======== DATASET ROWS ========

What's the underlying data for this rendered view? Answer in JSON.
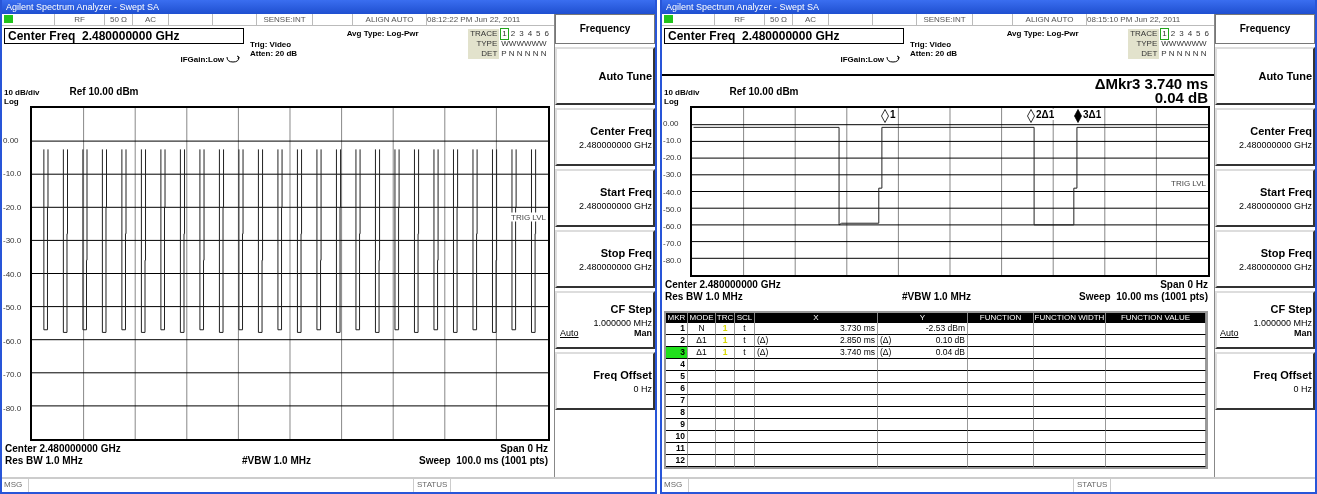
{
  "windows": [
    {
      "title": "Agilent Spectrum Analyzer - Swept SA",
      "status_bar": [
        "RF",
        "50 Ω",
        "AC",
        "SENSE:INT",
        "ALIGN AUTO",
        "08:12:22 PM Jun 22, 2011"
      ],
      "center_freq": "Center Freq  2.480000000 GHz",
      "if_gain": "IFGain:Low",
      "trig": "Trig: Video",
      "atten": "Atten: 20 dB",
      "avg_type": "Avg Type: Log-Pwr",
      "trace_table": {
        "label": "TRACE",
        "traces": [
          {
            "label": "1",
            "selected": true
          },
          {
            "label": "2",
            "selected": false
          },
          {
            "label": "3",
            "selected": false
          },
          {
            "label": "4",
            "selected": false
          },
          {
            "label": "5",
            "selected": false
          },
          {
            "label": "6",
            "selected": false
          }
        ],
        "rows": [
          {
            "label": "TYPE",
            "values": "WWWWWW"
          },
          {
            "label": "DET",
            "values": "P N N N N N"
          }
        ]
      },
      "scale": "10 dB/div",
      "ref": "Ref 10.00 dBm",
      "log": "Log",
      "y_labels": [
        "0.00",
        "-10.0",
        "-20.0",
        "-30.0",
        "-40.0",
        "-50.0",
        "-60.0",
        "-70.0",
        "-80.0"
      ],
      "trig_level": "TRIG LVL",
      "center": "Center 2.480000000 GHz",
      "span": "Span 0 Hz",
      "res_bw": "Res BW 1.0 MHz",
      "vbw": "#VBW 1.0 MHz",
      "sweep": "Sweep  100.0 ms (1001 pts)",
      "softkeys": [
        {
          "kind": "title",
          "label": "Frequency"
        },
        {
          "kind": "key",
          "label": "Auto Tune"
        },
        {
          "kind": "key",
          "label": "Center Freq",
          "value": "2.480000000 GHz"
        },
        {
          "kind": "key",
          "label": "Start Freq",
          "value": "2.480000000 GHz"
        },
        {
          "kind": "key",
          "label": "Stop Freq",
          "value": "2.480000000 GHz"
        },
        {
          "kind": "key",
          "label": "CF Step",
          "value": "1.000000 MHz",
          "options": [
            {
              "label": "Auto",
              "selected": true
            },
            {
              "label": "Man",
              "selected": false
            }
          ]
        },
        {
          "kind": "key",
          "label": "Freq Offset",
          "value": "0 Hz"
        }
      ],
      "message_bar": {
        "msg": "MSG",
        "status": "STATUS"
      }
    },
    {
      "title": "Agilent Spectrum Analyzer - Swept SA",
      "status_bar": [
        "RF",
        "50 Ω",
        "AC",
        "SENSE:INT",
        "ALIGN AUTO",
        "08:15:10 PM Jun 22, 2011"
      ],
      "center_freq": "Center Freq  2.480000000 GHz",
      "if_gain": "IFGain:Low",
      "trig": "Trig: Video",
      "atten": "Atten: 20 dB",
      "avg_type": "Avg Type: Log-Pwr",
      "trace_table": {
        "label": "TRACE",
        "traces": [
          {
            "label": "1",
            "selected": true
          },
          {
            "label": "2",
            "selected": false
          },
          {
            "label": "3",
            "selected": false
          },
          {
            "label": "4",
            "selected": false
          },
          {
            "label": "5",
            "selected": false
          },
          {
            "label": "6",
            "selected": false
          }
        ],
        "rows": [
          {
            "label": "TYPE",
            "values": "WWWWWW"
          },
          {
            "label": "DET",
            "values": "P N N N N N"
          }
        ]
      },
      "marker_readout": [
        "ΔMkr3 3.740 ms",
        "0.04 dB"
      ],
      "scale": "10 dB/div",
      "ref": "Ref 10.00 dBm",
      "log": "Log",
      "y_labels": [
        "0.00",
        "-10.0",
        "-20.0",
        "-30.0",
        "-40.0",
        "-50.0",
        "-60.0",
        "-70.0",
        "-80.0"
      ],
      "trig_level": "TRIG LVL",
      "markers": [
        {
          "label": "1",
          "selected": false
        },
        {
          "label": "2Δ1",
          "selected": false
        },
        {
          "label": "3Δ1",
          "selected": true
        }
      ],
      "center": "Center 2.480000000 GHz",
      "span": "Span 0 Hz",
      "res_bw": "Res BW 1.0 MHz",
      "vbw": "#VBW 1.0 MHz",
      "sweep": "Sweep  10.00 ms (1001 pts)",
      "marker_table": {
        "columns": [
          "MKR",
          "MODE",
          "TRC",
          "SCL",
          "X",
          "Y",
          "FUNCTION",
          "FUNCTION WIDTH",
          "FUNCTION VALUE"
        ],
        "rows": [
          {
            "mkr": "1",
            "mode": "N",
            "trc": "1",
            "scl": "t",
            "x": "3.730 ms",
            "y": "-2.53 dBm",
            "selected": false
          },
          {
            "mkr": "2",
            "mode": "Δ1",
            "trc": "1",
            "scl": "t",
            "x_ref": "(Δ)",
            "x": "2.850 ms",
            "y_ref": "(Δ)",
            "y": "0.10 dB",
            "selected": false
          },
          {
            "mkr": "3",
            "mode": "Δ1",
            "trc": "1",
            "scl": "t",
            "x_ref": "(Δ)",
            "x": "3.740 ms",
            "y_ref": "(Δ)",
            "y": "0.04 dB",
            "selected": true
          },
          {
            "mkr": "4",
            "selected": false
          },
          {
            "mkr": "5",
            "selected": false
          },
          {
            "mkr": "6",
            "selected": false
          },
          {
            "mkr": "7",
            "selected": false
          },
          {
            "mkr": "8",
            "selected": false
          },
          {
            "mkr": "9",
            "selected": false
          },
          {
            "mkr": "10",
            "selected": false
          },
          {
            "mkr": "11",
            "selected": false
          },
          {
            "mkr": "12",
            "selected": false
          }
        ]
      },
      "softkeys": [
        {
          "kind": "title",
          "label": "Frequency"
        },
        {
          "kind": "key",
          "label": "Auto Tune"
        },
        {
          "kind": "key",
          "label": "Center Freq",
          "value": "2.480000000 GHz"
        },
        {
          "kind": "key",
          "label": "Start Freq",
          "value": "2.480000000 GHz"
        },
        {
          "kind": "key",
          "label": "Stop Freq",
          "value": "2.480000000 GHz"
        },
        {
          "kind": "key",
          "label": "CF Step",
          "value": "1.000000 MHz",
          "options": [
            {
              "label": "Auto",
              "selected": true
            },
            {
              "label": "Man",
              "selected": false
            }
          ]
        },
        {
          "kind": "key",
          "label": "Freq Offset",
          "value": "0 Hz"
        }
      ],
      "message_bar": {
        "msg": "MSG",
        "status": "STATUS"
      }
    }
  ]
}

========

◆ **TASK TO COMPLETE**
Reproduce every line exactly and omit all pictures.

◆ **REPLY TO THE TASK**
What's the underlying data for this rendered view? Answer in JSON.
{
  "windows": [
    {
      "title": "Agilent Spectrum Analyzer - Swept SA",
      "status_bar": [
        "RF",
        "50 Ω",
        "AC",
        "SENSE:INT",
        "ALIGN AUTO",
        "08:12:22 PM Jun 22, 2011"
      ],
      "center_freq": "Center Freq  2.480000000 GHz",
      "if_gain": "IFGain:Low",
      "trig": "Trig: Video",
      "atten": "Atten: 20 dB",
      "avg_type": "Avg Type: Log-Pwr",
      "trace_table": {
        "label": "TRACE",
        "traces": [
          {
            "label": "1",
            "selected": true
          },
          {
            "label": "2",
            "selected": false
          },
          {
            "label": "3",
            "selected": false
          },
          {
            "label": "4",
            "selected": false
          },
          {
            "label": "5",
            "selected": false
          },
          {
            "label": "6",
            "selected": false
          }
        ],
        "rows": [
          {
            "label": "TYPE",
            "values": "WWWWWW"
          },
          {
            "label": "DET",
            "values": "P N N N N N"
          }
        ]
      },
      "scale": "10 dB/div",
      "ref": "Ref 10.00 dBm",
      "log": "Log",
      "y_labels": [
        "0.00",
        "-10.0",
        "-20.0",
        "-30.0",
        "-40.0",
        "-50.0",
        "-60.0",
        "-70.0",
        "-80.0"
      ],
      "trig_level": "TRIG LVL",
      "center": "Center 2.480000000 GHz",
      "span": "Span 0 Hz",
      "res_bw": "Res BW 1.0 MHz",
      "vbw": "#VBW 1.0 MHz",
      "sweep": "Sweep  100.0 ms (1001 pts)",
      "softkeys": [
        {
          "kind": "title",
          "label": "Frequency"
        },
        {
          "kind": "key",
          "label": "Auto Tune"
        },
        {
          "kind": "key",
          "label": "Center Freq",
          "value": "2.480000000 GHz"
        },
        {
          "kind": "key",
          "label": "Start Freq",
          "value": "2.480000000 GHz"
        },
        {
          "kind": "key",
          "label": "Stop Freq",
          "value": "2.480000000 GHz"
        },
        {
          "kind": "key",
          "label": "CF Step",
          "value": "1.000000 MHz",
          "options": [
            {
              "label": "Auto",
              "selected": true
            },
            {
              "label": "Man",
              "selected": false
            }
          ]
        },
        {
          "kind": "key",
          "label": "Freq Offset",
          "value": "0 Hz"
        }
      ],
      "message_bar": {
        "msg": "MSG",
        "status": "STATUS"
      }
    },
    {
      "title": "Agilent Spectrum Analyzer - Swept SA",
      "status_bar": [
        "RF",
        "50 Ω",
        "AC",
        "SENSE:INT",
        "ALIGN AUTO",
        "08:15:10 PM Jun 22, 2011"
      ],
      "center_freq": "Center Freq  2.480000000 GHz",
      "if_gain": "IFGain:Low",
      "trig": "Trig: Video",
      "atten": "Atten: 20 dB",
      "avg_type": "Avg Type: Log-Pwr",
      "trace_table": {
        "label": "TRACE",
        "traces": [
          {
            "label": "1",
            "selected": true
          },
          {
            "label": "2",
            "selected": false
          },
          {
            "label": "3",
            "selected": false
          },
          {
            "label": "4",
            "selected": false
          },
          {
            "label": "5",
            "selected": false
          },
          {
            "label": "6",
            "selected": false
          }
        ],
        "rows": [
          {
            "label": "TYPE",
            "values": "WWWWWW"
          },
          {
            "label": "DET",
            "values": "P N N N N N"
          }
        ]
      },
      "marker_readout": [
        "ΔMkr3 3.740 ms",
        "0.04 dB"
      ],
      "scale": "10 dB/div",
      "ref": "Ref 10.00 dBm",
      "log": "Log",
      "y_labels": [
        "0.00",
        "-10.0",
        "-20.0",
        "-30.0",
        "-40.0",
        "-50.0",
        "-60.0",
        "-70.0",
        "-80.0"
      ],
      "trig_level": "TRIG LVL",
      "markers": [
        {
          "label": "1",
          "selected": false
        },
        {
          "label": "2Δ1",
          "selected": false
        },
        {
          "label": "3Δ1",
          "selected": true
        }
      ],
      "center": "Center 2.480000000 GHz",
      "span": "Span 0 Hz",
      "res_bw": "Res BW 1.0 MHz",
      "vbw": "#VBW 1.0 MHz",
      "sweep": "Sweep  10.00 ms (1001 pts)",
      "marker_table": {
        "columns": [
          "MKR",
          "MODE",
          "TRC",
          "SCL",
          "X",
          "Y",
          "FUNCTION",
          "FUNCTION WIDTH",
          "FUNCTION VALUE"
        ],
        "rows": [
          {
            "mkr": "1",
            "mode": "N",
            "trc": "1",
            "scl": "t",
            "x": "3.730 ms",
            "y": "-2.53 dBm",
            "selected": false
          },
          {
            "mkr": "2",
            "mode": "Δ1",
            "trc": "1",
            "scl": "t",
            "x_ref": "(Δ)",
            "x": "2.850 ms",
            "y_ref": "(Δ)",
            "y": "0.10 dB",
            "selected": false
          },
          {
            "mkr": "3",
            "mode": "Δ1",
            "trc": "1",
            "scl": "t",
            "x_ref": "(Δ)",
            "x": "3.740 ms",
            "y_ref": "(Δ)",
            "y": "0.04 dB",
            "selected": true
          },
          {
            "mkr": "4",
            "selected": false
          },
          {
            "mkr": "5",
            "selected": false
          },
          {
            "mkr": "6",
            "selected": false
          },
          {
            "mkr": "7",
            "selected": false
          },
          {
            "mkr": "8",
            "selected": false
          },
          {
            "mkr": "9",
            "selected": false
          },
          {
            "mkr": "10",
            "selected": false
          },
          {
            "mkr": "11",
            "selected": false
          },
          {
            "mkr": "12",
            "selected": false
          }
        ]
      },
      "softkeys": [
        {
          "kind": "title",
          "label": "Frequency"
        },
        {
          "kind": "key",
          "label": "Auto Tune"
        },
        {
          "kind": "key",
          "label": "Center Freq",
          "value": "2.480000000 GHz"
        },
        {
          "kind": "key",
          "label": "Start Freq",
          "value": "2.480000000 GHz"
        },
        {
          "kind": "key",
          "label": "Stop Freq",
          "value": "2.480000000 GHz"
        },
        {
          "kind": "key",
          "label": "CF Step",
          "value": "1.000000 MHz",
          "options": [
            {
              "label": "Auto",
              "selected": true
            },
            {
              "label": "Man",
              "selected": false
            }
          ]
        },
        {
          "kind": "key",
          "label": "Freq Offset",
          "value": "0 Hz"
        }
      ],
      "message_bar": {
        "msg": "MSG",
        "status": "STATUS"
      }
    }
  ]
}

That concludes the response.